[Spatial layout listing]
— START —

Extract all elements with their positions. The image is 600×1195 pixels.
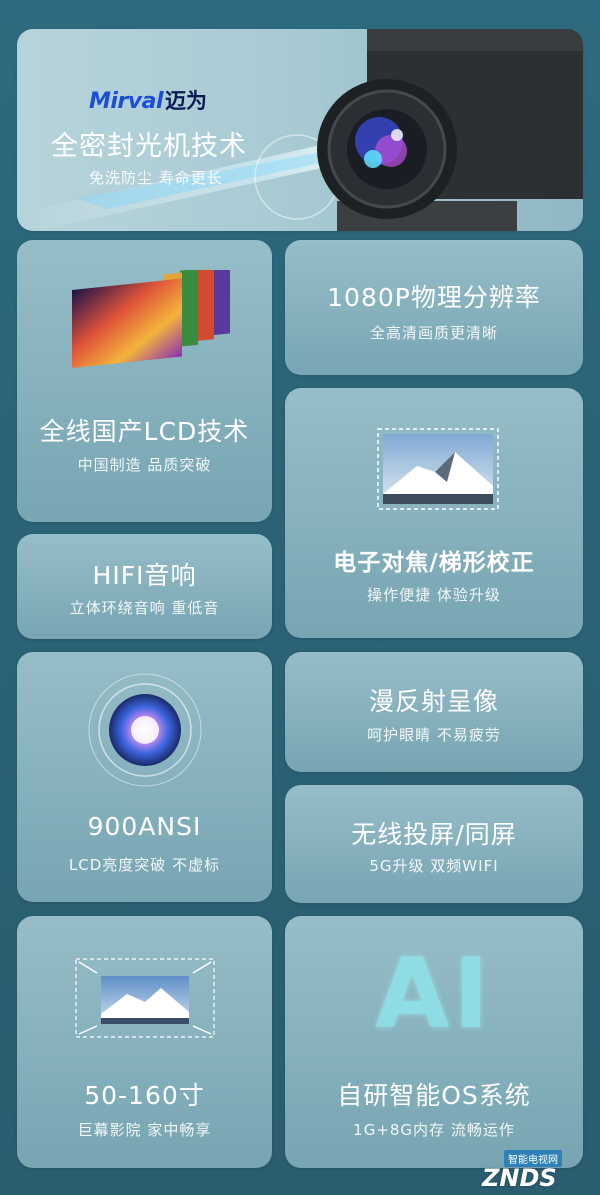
feature-title: 全线国产LCD技术 xyxy=(39,417,250,446)
feature-card-size: 50-160寸 巨幕影院 家中畅享 xyxy=(17,916,272,1168)
feature-subtitle: 立体环绕音响 重低音 xyxy=(69,599,220,617)
brand-logo: Mirval迈为 xyxy=(89,85,207,115)
feature-subtitle: 巨幕影院 家中畅享 xyxy=(77,1121,212,1139)
feature-title: 900ANSI xyxy=(87,812,202,841)
feature-card-wireless: 无线投屏/同屏 5G升级 双频WIFI xyxy=(285,785,583,903)
feature-title: 无线投屏/同屏 xyxy=(351,820,517,849)
feature-subtitle: 中国制造 品质突破 xyxy=(77,456,212,474)
feature-card-brightness: 900ANSI LCD亮度突破 不虚标 xyxy=(17,652,272,902)
projector-image xyxy=(317,29,583,231)
feature-card-lcd: 全线国产LCD技术 中国制造 品质突破 xyxy=(17,240,272,522)
feature-subtitle: LCD亮度突破 不虚标 xyxy=(68,856,221,874)
watermark: 智能电视网 ZNDS xyxy=(470,1150,595,1192)
ai-logo: AI xyxy=(374,938,493,1050)
feature-card-hifi: HIFI音响 立体环绕音响 重低音 xyxy=(17,534,272,639)
brand-name-cn: 迈为 xyxy=(165,89,208,113)
mountain-screen-graphic xyxy=(377,428,499,510)
lcd-screens-graphic xyxy=(72,270,230,368)
brand-name-en: Mirval xyxy=(89,89,164,114)
feature-title: 1080P物理分辨率 xyxy=(327,283,541,312)
feature-title: 电子对焦/梯形校正 xyxy=(333,550,535,576)
feature-card-os: AI 自研智能OS系统 1G+8G内存 流畅运作 xyxy=(285,916,583,1168)
lens-glow-icon xyxy=(88,673,202,787)
feature-subtitle: 全高清画质更清晰 xyxy=(369,324,498,342)
feature-subtitle: 操作便捷 体验升级 xyxy=(367,586,501,604)
feature-title: 漫反射呈像 xyxy=(368,687,499,716)
feature-title: 自研智能OS系统 xyxy=(337,1081,531,1110)
hero-subtitle: 免洗防尘 寿命更长 xyxy=(89,169,223,187)
feature-card-focus: 电子对焦/梯形校正 操作便捷 体验升级 xyxy=(285,388,583,638)
watermark-text: ZNDS xyxy=(482,1164,557,1192)
feature-title: 50-160寸 xyxy=(84,1081,205,1110)
feature-card-resolution: 1080P物理分辨率 全高清画质更清晰 xyxy=(285,240,583,375)
feature-title: HIFI音响 xyxy=(92,561,197,590)
hero-banner: Mirval迈为 全密封光机技术 免洗防尘 寿命更长 xyxy=(17,29,583,231)
feature-subtitle: 呵护眼睛 不易疲劳 xyxy=(367,726,501,744)
hero-title: 全密封光机技术 xyxy=(51,131,247,162)
feature-subtitle: 5G升级 双频WIFI xyxy=(369,857,499,875)
screen-size-graphic xyxy=(75,958,215,1038)
feature-card-diffuse: 漫反射呈像 呵护眼睛 不易疲劳 xyxy=(285,652,583,772)
feature-subtitle: 1G+8G内存 流畅运作 xyxy=(353,1121,515,1139)
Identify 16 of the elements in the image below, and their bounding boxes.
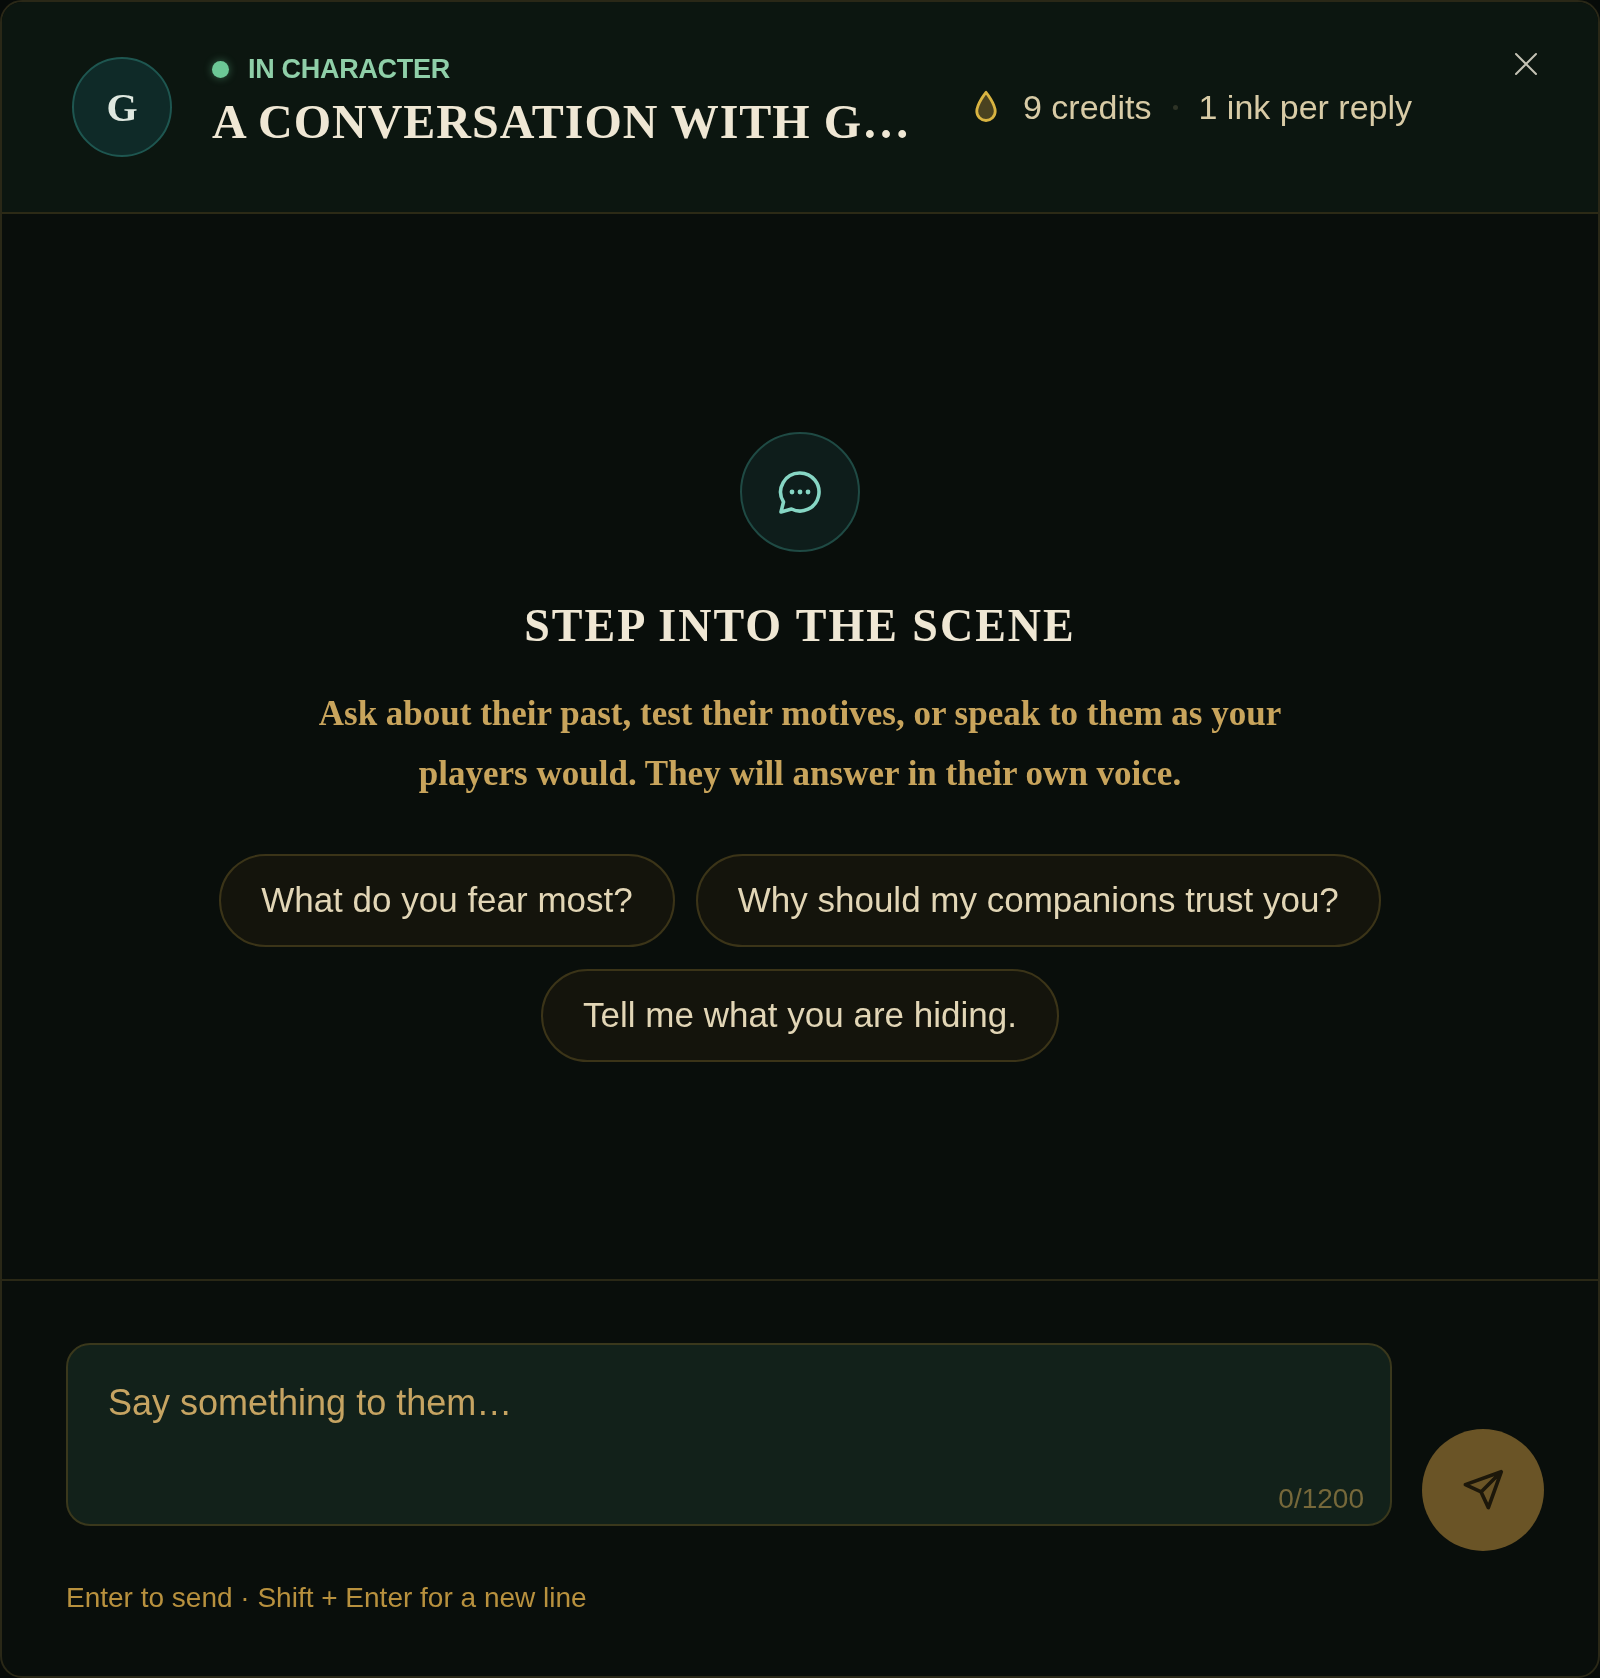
conversation-title: A CONVERSATION WITH G…: [212, 94, 911, 150]
credits-count: 9 credits: [1023, 87, 1152, 127]
drop-icon: [973, 89, 999, 125]
close-icon: [1514, 52, 1538, 76]
empty-state-title: STEP INTO THE SCENE: [524, 598, 1076, 653]
keyboard-hint: Enter to send · Shift + Enter for a new line: [66, 1581, 587, 1615]
cost-label: 1 ink per reply: [1198, 87, 1413, 127]
separator-dot-icon: [1172, 104, 1178, 110]
suggestion-chip[interactable]: What do you fear most?: [219, 853, 675, 947]
chat-bubble-icon: [740, 431, 860, 552]
empty-state-description: Ask about their past, test their motives, or speak to them as your players would. They will answer in their own voice.: [317, 692, 1283, 795]
suggestion-chip[interactable]: Why should my companions trust you?: [695, 853, 1381, 947]
status-label: IN CHARACTER: [248, 53, 450, 85]
character-counter: 0/1200: [1278, 1482, 1364, 1516]
suggestion-chip[interactable]: Tell me what you are hiding.: [541, 968, 1059, 1062]
avatar: G: [72, 57, 172, 157]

— END —

▸ Exercise
Reproduce every line of the listing above verbatim, omitting the pictures.

▸ Response to the task
Extract all elements with their positions. The image is 600×1195 pixels.
feature-title: 全线国产LCD技术 xyxy=(39,417,250,446)
feature-card-size: 50-160寸 巨幕影院 家中畅享 xyxy=(17,916,272,1168)
feature-subtitle: 立体环绕音响 重低音 xyxy=(69,599,220,617)
brand-logo: Mirval迈为 xyxy=(89,85,207,115)
feature-subtitle: 巨幕影院 家中畅享 xyxy=(77,1121,212,1139)
feature-title: 900ANSI xyxy=(87,812,202,841)
feature-card-wireless: 无线投屏/同屏 5G升级 双频WIFI xyxy=(285,785,583,903)
feature-title: 无线投屏/同屏 xyxy=(351,820,517,849)
feature-subtitle: 中国制造 品质突破 xyxy=(77,456,212,474)
feature-card-brightness: 900ANSI LCD亮度突破 不虚标 xyxy=(17,652,272,902)
projector-image xyxy=(317,29,583,231)
feature-card-lcd: 全线国产LCD技术 中国制造 品质突破 xyxy=(17,240,272,522)
feature-subtitle: LCD亮度突破 不虚标 xyxy=(68,856,221,874)
watermark: 智能电视网 ZNDS xyxy=(470,1150,595,1192)
ai-logo: AI xyxy=(374,938,493,1050)
feature-card-hifi: HIFI音响 立体环绕音响 重低音 xyxy=(17,534,272,639)
brand-name-cn: 迈为 xyxy=(165,89,208,113)
mountain-screen-graphic xyxy=(377,428,499,510)
lcd-screens-graphic xyxy=(72,270,230,368)
brand-name-en: Mirval xyxy=(89,89,164,114)
feature-title: 1080P物理分辨率 xyxy=(327,283,541,312)
feature-title: 电子对焦/梯形校正 xyxy=(333,550,535,576)
feature-card-os: AI 自研智能OS系统 1G+8G内存 流畅运作 xyxy=(285,916,583,1168)
lens-glow-icon xyxy=(88,673,202,787)
feature-subtitle: 全高清画质更清晰 xyxy=(369,324,498,342)
feature-subtitle: 操作便捷 体验升级 xyxy=(367,586,501,604)
feature-title: 漫反射呈像 xyxy=(368,687,499,716)
feature-title: 自研智能OS系统 xyxy=(337,1081,531,1110)
hero-subtitle: 免洗防尘 寿命更长 xyxy=(89,169,223,187)
feature-card-focus: 电子对焦/梯形校正 操作便捷 体验升级 xyxy=(285,388,583,638)
watermark-text: ZNDS xyxy=(482,1164,557,1192)
feature-title: 50-160寸 xyxy=(84,1081,205,1110)
feature-card-resolution: 1080P物理分辨率 全高清画质更清晰 xyxy=(285,240,583,375)
feature-title: HIFI音响 xyxy=(92,561,197,590)
hero-banner: Mirval迈为 全密封光机技术 免洗防尘 寿命更长 xyxy=(17,29,583,231)
feature-subtitle: 呵护眼睛 不易疲劳 xyxy=(367,726,501,744)
hero-title: 全密封光机技术 xyxy=(51,131,247,162)
feature-subtitle: 5G升级 双频WIFI xyxy=(369,857,499,875)
screen-size-graphic xyxy=(75,958,215,1038)
feature-card-diffuse: 漫反射呈像 呵护眼睛 不易疲劳 xyxy=(285,652,583,772)
feature-subtitle: 1G+8G内存 流畅运作 xyxy=(353,1121,515,1139)
Identify 16 of the elements in the image below, and their bounding boxes.
conversation-title: A CONVERSATION WITH G…: [212, 94, 911, 150]
credits-count: 9 credits: [1023, 87, 1152, 127]
drop-icon: [973, 89, 999, 125]
close-icon: [1514, 52, 1538, 76]
empty-state-title: STEP INTO THE SCENE: [524, 598, 1076, 653]
keyboard-hint: Enter to send · Shift + Enter for a new line: [66, 1581, 587, 1615]
cost-label: 1 ink per reply: [1198, 87, 1413, 127]
separator-dot-icon: [1172, 104, 1178, 110]
suggestion-chip[interactable]: What do you fear most?: [219, 853, 675, 947]
chat-bubble-icon: [740, 431, 860, 552]
empty-state-description: Ask about their past, test their motives, or speak to them as your players would. They will answer in their own voice.: [317, 692, 1283, 795]
suggestion-chip[interactable]: Why should my companions trust you?: [695, 853, 1381, 947]
status-label: IN CHARACTER: [248, 53, 450, 85]
character-counter: 0/1200: [1278, 1482, 1364, 1516]
suggestion-chip[interactable]: Tell me what you are hiding.: [541, 968, 1059, 1062]
avatar: G: [72, 57, 172, 157]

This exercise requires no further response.